GIVEN EXERCISE ▸ Scan the data beneath this task and copy each line that includes "Support".

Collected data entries
<<<<

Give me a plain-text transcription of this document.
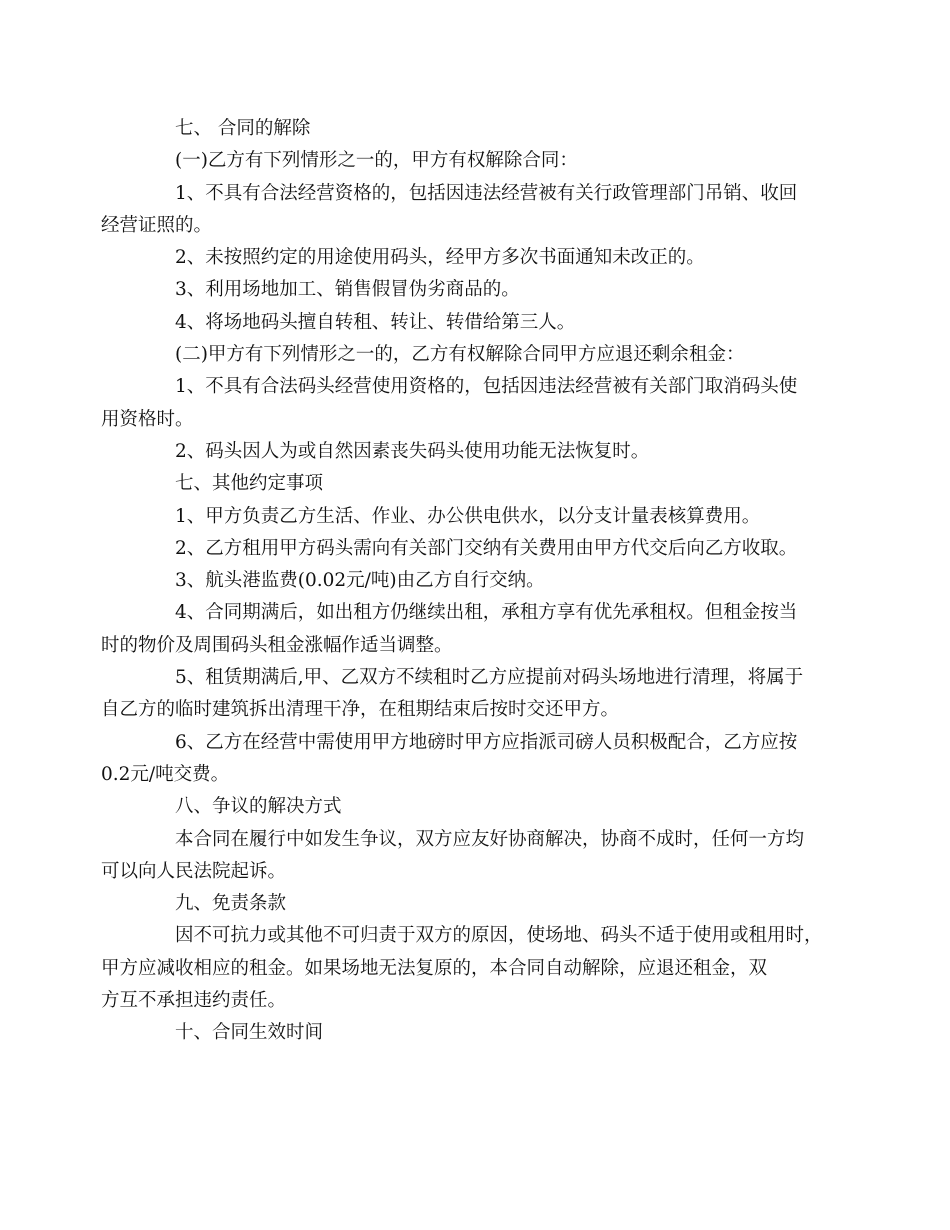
七、 合同的解除
(一)乙方有下列情形之一的，甲方有权解除合同：
1、不具有合法经营资格的，包括因违法经营被有关行政管理部门吊销、收回
经营证照的。
2、未按照约定的用途使用码头，经甲方多次书面通知未改正的。
3、利用场地加工、销售假冒伪劣商品的。
4、将场地码头擅自转租、转让、转借给第三人。
(二)甲方有下列情形之一的，乙方有权解除合同甲方应退还剩余租金：
1、不具有合法码头经营使用资格的，包括因违法经营被有关部门取消码头使
用资格时。
2、码头因人为或自然因素丧失码头使用功能无法恢复时。
七、其他约定事项
1、甲方负责乙方生活、作业、办公供电供水，以分支计量表核算费用。
2、乙方租用甲方码头需向有关部门交纳有关费用由甲方代交后向乙方收取。
3、航头港监费(0.02元/吨)由乙方自行交纳。
4、合同期满后，如出租方仍继续出租，承租方享有优先承租权。但租金按当
时的物价及周围码头租金涨幅作适当调整。
5、租赁期满后,甲、乙双方不续租时乙方应提前对码头场地进行清理，将属于
自乙方的临时建筑拆出清理干净，在租期结束后按时交还甲方。
6、乙方在经营中需使用甲方地磅时甲方应指派司磅人员积极配合，乙方应按
0.2元/吨交费。
八、争议的解决方式
本合同在履行中如发生争议，双方应友好协商解决，协商不成时，任何一方均
可以向人民法院起诉。
九、免责条款
因不可抗力或其他不可归责于双方的原因，使场地、码头不适于使用或租用时，
甲方应减收相应的租金。如果场地无法复原的，本合同自动解除，应退还租金，双
方互不承担违约责任。
十、合同生效时间
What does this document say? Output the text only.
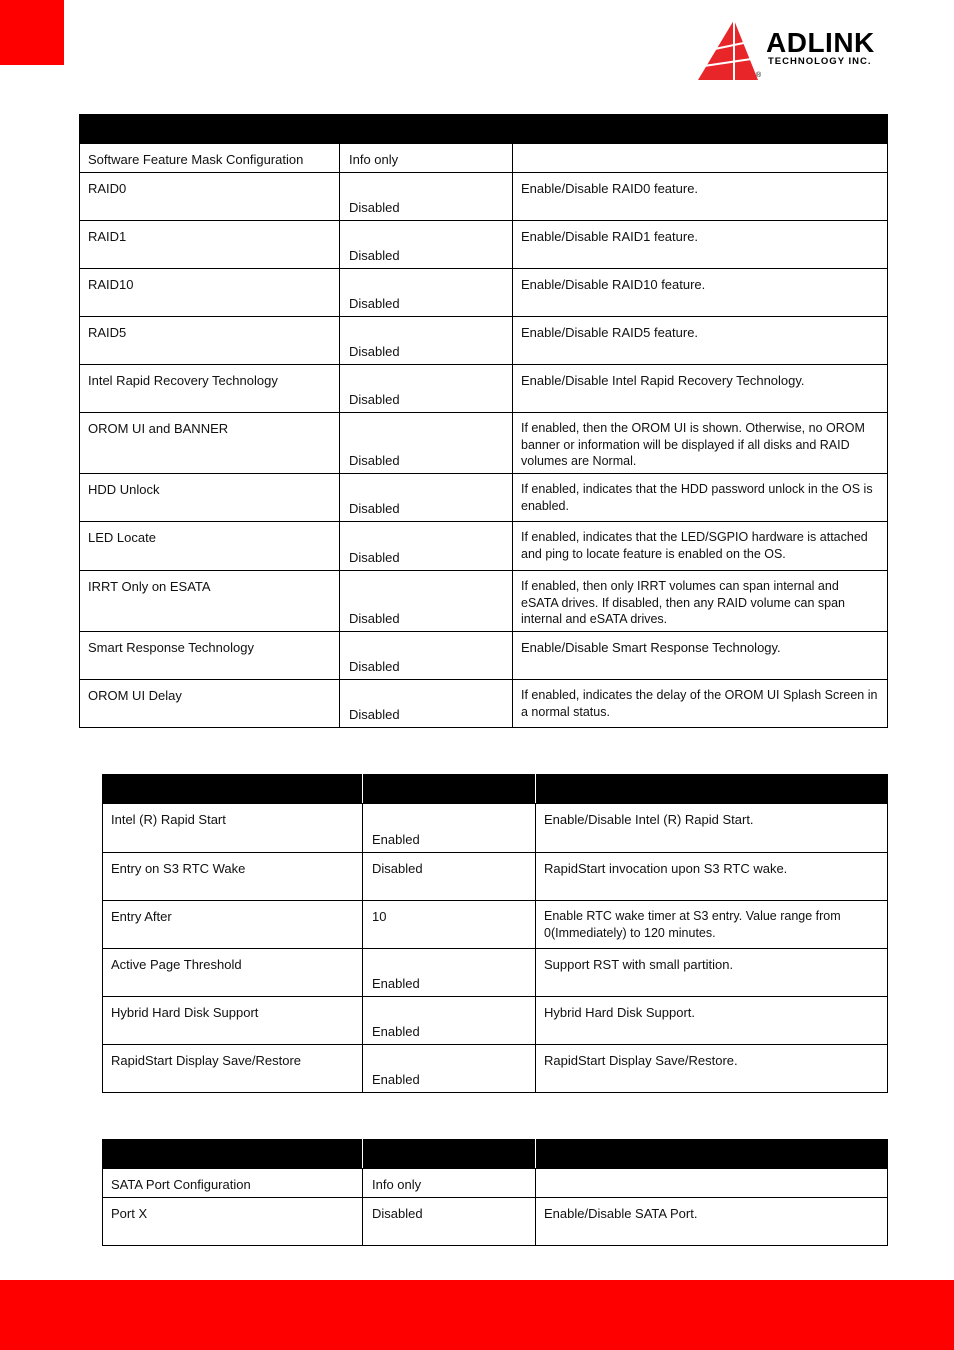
ADLINK
TECHNOLOGY INC.
®

Software Feature Mask Configuration	Info only	

RAID0	Disabled	Enable/Disable RAID0 feature.

RAID1	Disabled	Enable/Disable RAID1 feature.

RAID10	Disabled	Enable/Disable RAID10 feature.

RAID5	Disabled	Enable/Disable RAID5 feature.

Intel Rapid Recovery Technology	Disabled	Enable/Disable Intel Rapid Recovery Technology.

OROM UI and BANNER	Disabled	If enabled, then the OROM UI is shown. Otherwise, no OROM banner or information will be displayed if all disks and RAID volumes are Normal.

HDD Unlock	Disabled	If enabled, indicates that the HDD password unlock in the OS is enabled.

LED Locate	Disabled	If enabled, indicates that the LED/SGPIO hardware is attached and ping to locate feature is enabled on the OS.

IRRT Only on ESATA	Disabled	If enabled, then only IRRT volumes can span internal and eSATA drives. If disabled, then any RAID volume can span internal and eSATA drives.

Smart Response Technology	Disabled	Enable/Disable Smart Response Technology.

OROM UI Delay	Disabled	If enabled, indicates the delay of the OROM UI Splash Screen in a normal status.

Intel (R) Rapid Start	Enabled	Enable/Disable Intel (R) Rapid Start.

Entry on S3 RTC Wake	Disabled	RapidStart invocation upon S3 RTC wake.

Entry After	10	Enable RTC wake timer at S3 entry. Value range from 0(Immediately) to 120 minutes.

Active Page Threshold	Enabled	Support RST with small partition.

Hybrid Hard Disk Support	Enabled	Hybrid Hard Disk Support.

RapidStart Display Save/Restore	Enabled	RapidStart Display Save/Restore.

SATA Port Configuration	Info only	

Port X	Disabled	Enable/Disable SATA Port.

>>>>

SOLUTION ▸
Active Page Threshold	Enabled	Support RST with small partition.
Hybrid Hard Disk Support	Enabled	Hybrid Hard Disk Support.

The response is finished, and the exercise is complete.